Task to carry out:
Reproduce verbatim every line of the entries, starting at the very first line and ending with the line that contains "x-tick-label: 2019年 bbox=[92, 186, 128, 199]", both included.

(Labeled box records)

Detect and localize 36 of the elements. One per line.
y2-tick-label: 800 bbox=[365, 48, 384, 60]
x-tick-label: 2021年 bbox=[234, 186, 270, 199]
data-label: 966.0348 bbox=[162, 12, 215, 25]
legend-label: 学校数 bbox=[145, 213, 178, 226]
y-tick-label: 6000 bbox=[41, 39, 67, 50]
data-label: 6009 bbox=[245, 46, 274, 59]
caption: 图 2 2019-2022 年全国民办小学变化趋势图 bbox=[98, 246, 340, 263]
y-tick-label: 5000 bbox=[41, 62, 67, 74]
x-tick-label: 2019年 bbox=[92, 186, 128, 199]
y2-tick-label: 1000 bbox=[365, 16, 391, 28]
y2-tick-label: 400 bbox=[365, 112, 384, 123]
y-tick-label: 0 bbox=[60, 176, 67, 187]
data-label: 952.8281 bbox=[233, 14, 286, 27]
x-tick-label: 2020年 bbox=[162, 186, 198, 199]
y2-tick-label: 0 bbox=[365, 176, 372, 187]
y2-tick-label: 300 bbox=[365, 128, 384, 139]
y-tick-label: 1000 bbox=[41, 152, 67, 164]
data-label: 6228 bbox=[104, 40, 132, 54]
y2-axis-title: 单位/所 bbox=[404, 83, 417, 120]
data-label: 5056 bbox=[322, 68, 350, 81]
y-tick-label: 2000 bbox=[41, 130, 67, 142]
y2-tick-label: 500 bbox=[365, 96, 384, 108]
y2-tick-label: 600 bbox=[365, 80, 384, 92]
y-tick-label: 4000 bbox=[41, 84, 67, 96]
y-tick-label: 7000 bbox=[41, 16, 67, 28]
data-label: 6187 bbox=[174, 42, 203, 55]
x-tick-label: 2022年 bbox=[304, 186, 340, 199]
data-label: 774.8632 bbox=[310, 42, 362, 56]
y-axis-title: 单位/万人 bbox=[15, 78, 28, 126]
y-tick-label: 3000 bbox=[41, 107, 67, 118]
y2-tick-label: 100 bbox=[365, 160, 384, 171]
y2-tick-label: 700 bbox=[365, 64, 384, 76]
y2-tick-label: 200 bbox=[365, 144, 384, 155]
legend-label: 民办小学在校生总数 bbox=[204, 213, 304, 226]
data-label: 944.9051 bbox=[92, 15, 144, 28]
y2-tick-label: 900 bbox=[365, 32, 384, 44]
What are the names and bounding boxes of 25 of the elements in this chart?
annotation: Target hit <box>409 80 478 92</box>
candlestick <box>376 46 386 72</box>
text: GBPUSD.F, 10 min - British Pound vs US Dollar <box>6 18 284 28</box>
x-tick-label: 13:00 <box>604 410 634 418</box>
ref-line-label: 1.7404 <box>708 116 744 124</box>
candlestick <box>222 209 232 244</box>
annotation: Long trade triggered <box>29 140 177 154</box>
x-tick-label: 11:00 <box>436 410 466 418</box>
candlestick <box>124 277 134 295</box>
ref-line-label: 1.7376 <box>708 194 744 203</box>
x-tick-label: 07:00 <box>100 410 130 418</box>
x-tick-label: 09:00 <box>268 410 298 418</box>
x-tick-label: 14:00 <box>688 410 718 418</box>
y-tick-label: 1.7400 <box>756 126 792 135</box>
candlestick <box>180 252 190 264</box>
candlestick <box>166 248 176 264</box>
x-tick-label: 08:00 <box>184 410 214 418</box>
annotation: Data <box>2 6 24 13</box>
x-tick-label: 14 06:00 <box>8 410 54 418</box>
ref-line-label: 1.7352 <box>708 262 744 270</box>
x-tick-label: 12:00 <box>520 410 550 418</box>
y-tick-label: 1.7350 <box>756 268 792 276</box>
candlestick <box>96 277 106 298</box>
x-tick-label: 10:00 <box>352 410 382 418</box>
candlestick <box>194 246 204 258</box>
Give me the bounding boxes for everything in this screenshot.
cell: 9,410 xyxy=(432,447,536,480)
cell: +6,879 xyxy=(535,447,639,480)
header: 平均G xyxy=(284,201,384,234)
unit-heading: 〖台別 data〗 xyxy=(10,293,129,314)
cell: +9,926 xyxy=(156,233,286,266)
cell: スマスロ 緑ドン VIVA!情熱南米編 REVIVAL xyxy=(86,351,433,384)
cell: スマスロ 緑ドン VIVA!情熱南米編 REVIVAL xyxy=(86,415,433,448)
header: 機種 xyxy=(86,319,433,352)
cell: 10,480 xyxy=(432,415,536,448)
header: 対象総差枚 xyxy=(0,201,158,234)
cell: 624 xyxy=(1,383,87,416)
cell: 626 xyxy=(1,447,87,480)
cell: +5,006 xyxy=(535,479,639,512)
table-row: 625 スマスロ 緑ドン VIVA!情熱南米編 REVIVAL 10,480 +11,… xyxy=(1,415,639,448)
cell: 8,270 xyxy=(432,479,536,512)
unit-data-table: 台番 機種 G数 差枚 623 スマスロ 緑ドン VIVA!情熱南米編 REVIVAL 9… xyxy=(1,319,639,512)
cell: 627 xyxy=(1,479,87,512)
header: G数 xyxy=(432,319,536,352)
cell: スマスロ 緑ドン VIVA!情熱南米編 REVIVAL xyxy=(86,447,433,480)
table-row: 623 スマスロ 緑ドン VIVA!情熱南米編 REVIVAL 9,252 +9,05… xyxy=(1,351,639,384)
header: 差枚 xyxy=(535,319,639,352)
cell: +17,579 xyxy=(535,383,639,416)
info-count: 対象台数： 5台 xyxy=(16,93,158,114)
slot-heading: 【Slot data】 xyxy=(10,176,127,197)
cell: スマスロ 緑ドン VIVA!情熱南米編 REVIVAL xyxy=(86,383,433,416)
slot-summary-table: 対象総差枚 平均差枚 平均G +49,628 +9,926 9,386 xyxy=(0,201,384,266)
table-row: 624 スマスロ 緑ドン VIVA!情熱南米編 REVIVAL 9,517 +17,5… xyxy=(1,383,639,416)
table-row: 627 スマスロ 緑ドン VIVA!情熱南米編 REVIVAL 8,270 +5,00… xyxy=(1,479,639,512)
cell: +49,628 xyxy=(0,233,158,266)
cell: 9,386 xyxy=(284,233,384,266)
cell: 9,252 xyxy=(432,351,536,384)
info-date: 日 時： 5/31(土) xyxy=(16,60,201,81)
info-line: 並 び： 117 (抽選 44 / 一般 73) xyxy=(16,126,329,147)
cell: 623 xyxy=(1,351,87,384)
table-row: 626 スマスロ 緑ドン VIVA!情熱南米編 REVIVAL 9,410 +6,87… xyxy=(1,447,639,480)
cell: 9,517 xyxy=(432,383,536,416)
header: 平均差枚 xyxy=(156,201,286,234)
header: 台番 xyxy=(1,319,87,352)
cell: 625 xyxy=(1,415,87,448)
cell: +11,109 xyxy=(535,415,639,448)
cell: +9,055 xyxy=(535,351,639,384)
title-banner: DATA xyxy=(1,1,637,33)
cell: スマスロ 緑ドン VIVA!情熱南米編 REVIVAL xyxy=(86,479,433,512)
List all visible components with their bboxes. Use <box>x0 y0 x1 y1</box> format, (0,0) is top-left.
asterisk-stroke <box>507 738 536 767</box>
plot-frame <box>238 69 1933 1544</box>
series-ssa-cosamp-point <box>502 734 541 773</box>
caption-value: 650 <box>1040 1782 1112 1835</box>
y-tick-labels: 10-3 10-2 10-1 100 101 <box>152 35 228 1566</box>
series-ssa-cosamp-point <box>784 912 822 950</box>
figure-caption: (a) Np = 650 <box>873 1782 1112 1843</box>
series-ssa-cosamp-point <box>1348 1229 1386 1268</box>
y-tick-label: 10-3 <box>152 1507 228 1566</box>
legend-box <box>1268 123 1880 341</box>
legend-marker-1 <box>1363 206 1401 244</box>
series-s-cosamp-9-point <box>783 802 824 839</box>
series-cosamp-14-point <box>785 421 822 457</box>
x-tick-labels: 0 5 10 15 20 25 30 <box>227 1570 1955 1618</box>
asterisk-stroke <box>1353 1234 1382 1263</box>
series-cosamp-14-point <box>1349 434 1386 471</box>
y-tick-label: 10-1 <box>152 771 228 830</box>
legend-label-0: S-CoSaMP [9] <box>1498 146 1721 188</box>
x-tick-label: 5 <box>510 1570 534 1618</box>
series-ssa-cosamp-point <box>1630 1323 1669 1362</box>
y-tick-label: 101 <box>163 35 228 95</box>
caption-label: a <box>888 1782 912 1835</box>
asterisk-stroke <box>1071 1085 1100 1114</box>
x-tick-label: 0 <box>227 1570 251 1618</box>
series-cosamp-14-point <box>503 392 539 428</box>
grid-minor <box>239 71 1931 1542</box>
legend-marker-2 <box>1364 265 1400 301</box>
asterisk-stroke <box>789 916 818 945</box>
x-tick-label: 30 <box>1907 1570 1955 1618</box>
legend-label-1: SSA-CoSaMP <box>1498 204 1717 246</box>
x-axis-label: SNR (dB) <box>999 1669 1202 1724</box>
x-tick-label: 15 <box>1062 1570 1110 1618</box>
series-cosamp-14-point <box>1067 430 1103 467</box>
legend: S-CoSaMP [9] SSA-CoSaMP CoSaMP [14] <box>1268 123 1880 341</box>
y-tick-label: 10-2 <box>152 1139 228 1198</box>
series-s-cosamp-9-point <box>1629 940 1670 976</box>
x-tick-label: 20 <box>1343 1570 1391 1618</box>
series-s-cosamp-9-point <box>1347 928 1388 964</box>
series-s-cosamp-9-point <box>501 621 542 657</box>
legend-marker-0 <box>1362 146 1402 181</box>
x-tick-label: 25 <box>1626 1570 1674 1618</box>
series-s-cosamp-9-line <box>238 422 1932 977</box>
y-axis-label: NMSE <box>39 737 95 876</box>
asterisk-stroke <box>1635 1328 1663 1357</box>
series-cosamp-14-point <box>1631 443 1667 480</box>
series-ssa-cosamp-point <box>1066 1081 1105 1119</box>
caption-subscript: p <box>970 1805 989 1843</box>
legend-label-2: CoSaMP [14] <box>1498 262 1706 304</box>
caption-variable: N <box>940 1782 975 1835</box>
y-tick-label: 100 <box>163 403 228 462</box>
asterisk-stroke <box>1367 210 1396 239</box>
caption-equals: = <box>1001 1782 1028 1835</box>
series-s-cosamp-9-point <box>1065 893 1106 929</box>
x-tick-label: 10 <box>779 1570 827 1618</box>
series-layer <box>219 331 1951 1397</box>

Reply:
Detect and localize 36 of the elements. One per line.
y2-tick-label: 800 bbox=[365, 48, 384, 60]
x-tick-label: 2021年 bbox=[234, 186, 270, 199]
data-label: 966.0348 bbox=[162, 12, 215, 25]
legend-label: 学校数 bbox=[145, 213, 178, 226]
y-tick-label: 6000 bbox=[41, 39, 67, 50]
data-label: 6009 bbox=[245, 46, 274, 59]
caption: 图 2 2019-2022 年全国民办小学变化趋势图 bbox=[98, 246, 340, 263]
y-tick-label: 5000 bbox=[41, 62, 67, 74]
x-tick-label: 2019年 bbox=[92, 186, 128, 199]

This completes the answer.